**Excerpted text:**
———
The lipid peroxidation results from this study are consistent with previous studies measurements of elevated MDA levels in clams (R. decussatus) under the influence of an urban WWTP, especially at the closest site (Silva et al. 2020). However, El Mourabit et al. (2022) reported no significant differences in MDA activity between a site close to a WWTP and two others characterized as clean. Aguirre-Martinez & Martín-Díaz (2020) found decreased LPO levels in R. philippinarum from the Bay of Cádiz, and raised levels in C. fluminea from the Guadalete River, indicating a complex WWTP effect. Gagné et al. (2007) measured increased LPO levels in E. complanata gill tissue exposed to different municipal effluent concentrations.
The comet assay results in this study showed elevated levels of DNA damage in mussels exposed to WWTPE compared to the controls. Previous studies showed that DNA damage increased in the digestive glands of E. complanata exposed to different concentrations of a primary-treated municipal effluent for seven weeks (Gagné et al. 2007). The results from this study are consistent with that, as well as with the study by Aguirre-Martinez & Martín-Díaz (2020) that indicated a higher effluent genotoxic effect through DNA damage in digestive gland tissues of C. fluminea exposed for 21 days, upstream and downstream of WWTPE discharges in the Guadalete River. The formation of DNA fragments could be one of the results, induced either indirectly via interaction with oxygen radicals or directly via inhibition of repair enzymes. This probably explains the elevated levels of DNA damage in mussels exposed to WWTPE compared to the controls, as shown by the comet assay. Furthermore, elevated levels of DNA damage in mussels exposed to WWTPE may come from some interaction between the metals and proteins, leading to the formation of ROSs, which, in turn, react with DNA yielding single-strand fragments, as suggested by Kasprzak et al. (1992) and Misra et al. (1993).
The results of this study support the roles of lysosomal membrane stability, MDA levels and DNA damage as pollution biomarkers in evaluating biological cleaning products using M. galloprovincialis. The exposure of freshwater mussels to chlorinated effluents reveals that treated municipal wastewaters have the potential to damage living organisms and possibly affect the status of the surrounding environment.
The authors declare that they did not receive any funding for the present study. The authors declare that they have no known competing interests that could have appeared to influence the work reported in this paper.
DATA AVAILABILITY STATEMENT
All relevant data are included in the paper or its Supplementary Information.
CONFLICT OF INTEREST
The authors declare there is no conflict.
———
**Entries provided:**
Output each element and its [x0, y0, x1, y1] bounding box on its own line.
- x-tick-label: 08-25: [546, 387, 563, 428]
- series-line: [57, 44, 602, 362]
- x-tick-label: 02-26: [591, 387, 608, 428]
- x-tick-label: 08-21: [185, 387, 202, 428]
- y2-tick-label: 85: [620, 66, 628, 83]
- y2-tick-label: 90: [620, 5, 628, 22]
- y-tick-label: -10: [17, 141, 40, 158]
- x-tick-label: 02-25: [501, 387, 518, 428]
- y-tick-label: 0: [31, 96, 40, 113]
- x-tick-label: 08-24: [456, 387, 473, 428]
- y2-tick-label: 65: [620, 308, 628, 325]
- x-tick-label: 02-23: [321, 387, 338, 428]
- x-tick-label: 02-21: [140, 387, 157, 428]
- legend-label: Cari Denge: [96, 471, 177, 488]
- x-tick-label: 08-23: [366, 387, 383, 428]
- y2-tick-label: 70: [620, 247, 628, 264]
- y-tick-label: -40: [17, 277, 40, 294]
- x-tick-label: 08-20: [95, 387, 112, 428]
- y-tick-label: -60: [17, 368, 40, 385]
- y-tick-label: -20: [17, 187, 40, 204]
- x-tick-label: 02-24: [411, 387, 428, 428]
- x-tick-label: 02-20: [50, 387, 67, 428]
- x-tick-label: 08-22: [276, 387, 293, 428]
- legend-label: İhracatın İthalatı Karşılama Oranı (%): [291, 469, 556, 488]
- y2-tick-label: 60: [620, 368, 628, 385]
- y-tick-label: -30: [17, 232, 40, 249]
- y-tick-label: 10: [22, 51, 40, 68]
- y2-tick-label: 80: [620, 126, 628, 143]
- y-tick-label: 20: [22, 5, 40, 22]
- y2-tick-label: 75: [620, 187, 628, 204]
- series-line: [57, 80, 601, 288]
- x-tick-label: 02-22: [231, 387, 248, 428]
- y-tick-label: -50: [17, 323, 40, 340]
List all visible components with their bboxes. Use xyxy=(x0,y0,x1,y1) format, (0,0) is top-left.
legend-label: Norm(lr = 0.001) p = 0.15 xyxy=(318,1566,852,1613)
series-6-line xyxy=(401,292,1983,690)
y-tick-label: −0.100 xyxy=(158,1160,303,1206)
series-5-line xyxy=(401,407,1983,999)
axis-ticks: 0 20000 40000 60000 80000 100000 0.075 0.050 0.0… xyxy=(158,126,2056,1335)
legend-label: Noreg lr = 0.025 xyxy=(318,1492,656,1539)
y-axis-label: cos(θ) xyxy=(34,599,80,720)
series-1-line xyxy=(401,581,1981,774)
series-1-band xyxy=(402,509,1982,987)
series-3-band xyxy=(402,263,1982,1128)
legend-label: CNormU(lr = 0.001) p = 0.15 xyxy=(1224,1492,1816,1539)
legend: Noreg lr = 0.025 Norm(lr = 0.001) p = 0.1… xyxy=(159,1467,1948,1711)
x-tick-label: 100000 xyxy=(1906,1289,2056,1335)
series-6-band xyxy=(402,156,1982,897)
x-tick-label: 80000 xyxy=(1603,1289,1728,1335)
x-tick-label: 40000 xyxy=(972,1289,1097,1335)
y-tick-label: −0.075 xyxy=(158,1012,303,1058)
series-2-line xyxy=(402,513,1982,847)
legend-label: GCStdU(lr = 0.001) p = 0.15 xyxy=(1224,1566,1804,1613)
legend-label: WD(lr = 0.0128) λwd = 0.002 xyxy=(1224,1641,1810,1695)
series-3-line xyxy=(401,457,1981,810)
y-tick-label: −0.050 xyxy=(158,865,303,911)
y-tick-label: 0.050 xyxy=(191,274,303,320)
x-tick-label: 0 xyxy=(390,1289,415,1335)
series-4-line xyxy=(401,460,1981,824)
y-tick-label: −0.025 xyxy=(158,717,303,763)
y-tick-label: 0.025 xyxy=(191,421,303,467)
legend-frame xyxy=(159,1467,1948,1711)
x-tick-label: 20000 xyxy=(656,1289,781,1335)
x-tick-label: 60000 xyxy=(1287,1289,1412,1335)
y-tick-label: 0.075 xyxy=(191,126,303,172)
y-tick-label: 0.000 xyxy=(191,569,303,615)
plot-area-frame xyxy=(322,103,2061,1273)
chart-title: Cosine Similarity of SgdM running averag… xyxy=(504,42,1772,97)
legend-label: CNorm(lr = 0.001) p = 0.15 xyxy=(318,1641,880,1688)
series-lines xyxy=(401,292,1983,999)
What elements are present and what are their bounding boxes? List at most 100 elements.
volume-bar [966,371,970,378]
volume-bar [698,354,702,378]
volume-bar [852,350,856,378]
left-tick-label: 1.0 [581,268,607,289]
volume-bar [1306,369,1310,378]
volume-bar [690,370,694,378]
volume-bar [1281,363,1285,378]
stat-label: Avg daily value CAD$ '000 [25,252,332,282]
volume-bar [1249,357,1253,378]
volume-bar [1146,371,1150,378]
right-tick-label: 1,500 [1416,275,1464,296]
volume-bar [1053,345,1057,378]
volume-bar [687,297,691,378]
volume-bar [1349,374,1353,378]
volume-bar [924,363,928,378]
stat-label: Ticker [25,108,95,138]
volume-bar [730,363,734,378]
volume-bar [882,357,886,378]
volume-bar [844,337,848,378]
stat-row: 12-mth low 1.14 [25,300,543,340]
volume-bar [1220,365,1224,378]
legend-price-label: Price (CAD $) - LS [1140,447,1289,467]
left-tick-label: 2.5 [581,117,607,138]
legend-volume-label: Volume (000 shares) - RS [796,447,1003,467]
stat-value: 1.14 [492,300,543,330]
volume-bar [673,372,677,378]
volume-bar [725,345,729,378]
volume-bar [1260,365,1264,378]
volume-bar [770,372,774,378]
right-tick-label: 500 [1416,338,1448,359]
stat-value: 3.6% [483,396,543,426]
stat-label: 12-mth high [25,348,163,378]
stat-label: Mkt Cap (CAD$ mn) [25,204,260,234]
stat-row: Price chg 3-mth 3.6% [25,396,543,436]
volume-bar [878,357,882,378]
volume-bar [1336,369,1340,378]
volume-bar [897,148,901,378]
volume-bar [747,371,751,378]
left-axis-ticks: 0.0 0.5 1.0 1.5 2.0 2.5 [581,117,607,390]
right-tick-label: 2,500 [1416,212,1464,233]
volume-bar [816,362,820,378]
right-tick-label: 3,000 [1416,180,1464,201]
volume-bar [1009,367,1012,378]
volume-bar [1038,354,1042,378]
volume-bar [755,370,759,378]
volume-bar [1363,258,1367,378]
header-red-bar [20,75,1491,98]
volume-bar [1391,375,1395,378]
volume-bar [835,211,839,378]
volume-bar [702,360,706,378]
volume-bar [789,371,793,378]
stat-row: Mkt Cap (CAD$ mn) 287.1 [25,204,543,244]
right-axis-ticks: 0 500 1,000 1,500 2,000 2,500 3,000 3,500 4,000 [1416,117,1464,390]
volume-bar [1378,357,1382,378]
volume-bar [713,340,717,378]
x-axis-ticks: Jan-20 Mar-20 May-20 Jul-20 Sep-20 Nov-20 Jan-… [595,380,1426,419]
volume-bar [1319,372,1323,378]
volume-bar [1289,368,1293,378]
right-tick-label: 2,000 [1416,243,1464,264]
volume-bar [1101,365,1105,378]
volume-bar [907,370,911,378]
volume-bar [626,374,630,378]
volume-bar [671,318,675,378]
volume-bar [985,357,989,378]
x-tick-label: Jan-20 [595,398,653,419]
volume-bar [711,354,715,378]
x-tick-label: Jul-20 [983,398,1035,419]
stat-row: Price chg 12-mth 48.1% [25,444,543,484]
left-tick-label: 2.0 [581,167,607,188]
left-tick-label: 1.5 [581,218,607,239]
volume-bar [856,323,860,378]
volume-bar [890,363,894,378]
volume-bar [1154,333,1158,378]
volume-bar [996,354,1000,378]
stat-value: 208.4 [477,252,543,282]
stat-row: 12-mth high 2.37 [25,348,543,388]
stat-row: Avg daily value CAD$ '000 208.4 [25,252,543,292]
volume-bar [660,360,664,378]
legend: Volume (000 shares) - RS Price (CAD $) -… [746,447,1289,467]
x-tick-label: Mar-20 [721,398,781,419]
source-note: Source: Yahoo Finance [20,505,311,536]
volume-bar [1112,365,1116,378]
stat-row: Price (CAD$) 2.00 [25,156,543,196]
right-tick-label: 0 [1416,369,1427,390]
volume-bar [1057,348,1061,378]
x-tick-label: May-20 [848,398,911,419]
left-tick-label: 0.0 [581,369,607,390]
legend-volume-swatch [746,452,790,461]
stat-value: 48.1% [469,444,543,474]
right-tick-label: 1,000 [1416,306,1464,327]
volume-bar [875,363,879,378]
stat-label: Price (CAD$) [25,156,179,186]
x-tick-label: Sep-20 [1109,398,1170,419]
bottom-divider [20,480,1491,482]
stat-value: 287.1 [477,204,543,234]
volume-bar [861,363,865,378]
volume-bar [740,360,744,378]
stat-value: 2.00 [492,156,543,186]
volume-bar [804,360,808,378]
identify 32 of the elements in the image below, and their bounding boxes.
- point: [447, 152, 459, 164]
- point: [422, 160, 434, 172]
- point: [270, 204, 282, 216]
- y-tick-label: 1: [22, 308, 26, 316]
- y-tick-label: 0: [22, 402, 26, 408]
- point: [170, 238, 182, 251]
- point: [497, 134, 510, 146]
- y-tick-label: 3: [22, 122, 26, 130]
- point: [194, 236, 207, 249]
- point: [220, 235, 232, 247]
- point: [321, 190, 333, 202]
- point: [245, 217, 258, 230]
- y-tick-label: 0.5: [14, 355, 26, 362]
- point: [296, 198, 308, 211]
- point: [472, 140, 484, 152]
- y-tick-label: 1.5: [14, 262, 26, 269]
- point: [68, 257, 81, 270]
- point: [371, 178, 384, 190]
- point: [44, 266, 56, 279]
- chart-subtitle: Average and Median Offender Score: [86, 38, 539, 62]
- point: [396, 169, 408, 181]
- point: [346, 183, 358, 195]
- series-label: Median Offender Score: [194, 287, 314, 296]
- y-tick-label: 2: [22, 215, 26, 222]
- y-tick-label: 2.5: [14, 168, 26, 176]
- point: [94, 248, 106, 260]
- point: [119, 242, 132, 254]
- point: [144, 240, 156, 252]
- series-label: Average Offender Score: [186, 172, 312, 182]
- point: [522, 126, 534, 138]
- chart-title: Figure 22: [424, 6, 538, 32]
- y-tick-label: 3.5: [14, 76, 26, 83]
———
**Problem:**
Rewrite the stretch of the mussel biomarker excerpt from "The results of" through "is no conflict.", substituting "Mytilus galloprovincialis" for "M. galloprovincialis". Work only from the excerpt itself.

**Task output:**
The results of this study support the roles of lysosomal membrane stability, MDA levels and DNA damage as pollution biomarkers in evaluating biological cleaning products using Mytilus galloprovincialis. The exposure of freshwater mussels to chlorinated effluents reveals that treated municipal wastewaters have the potential to damage living organisms and possibly affect the status of the surrounding environment.
The authors declare that they did not receive any funding for the present study. The authors declare that they have no known competing interests that could have appeared to influence the work reported in this paper.
DATA AVAILABILITY STATEMENT
All relevant data are included in the paper or its Supplementary Information.
CONFLICT OF INTEREST
The authors declare there is no conflict.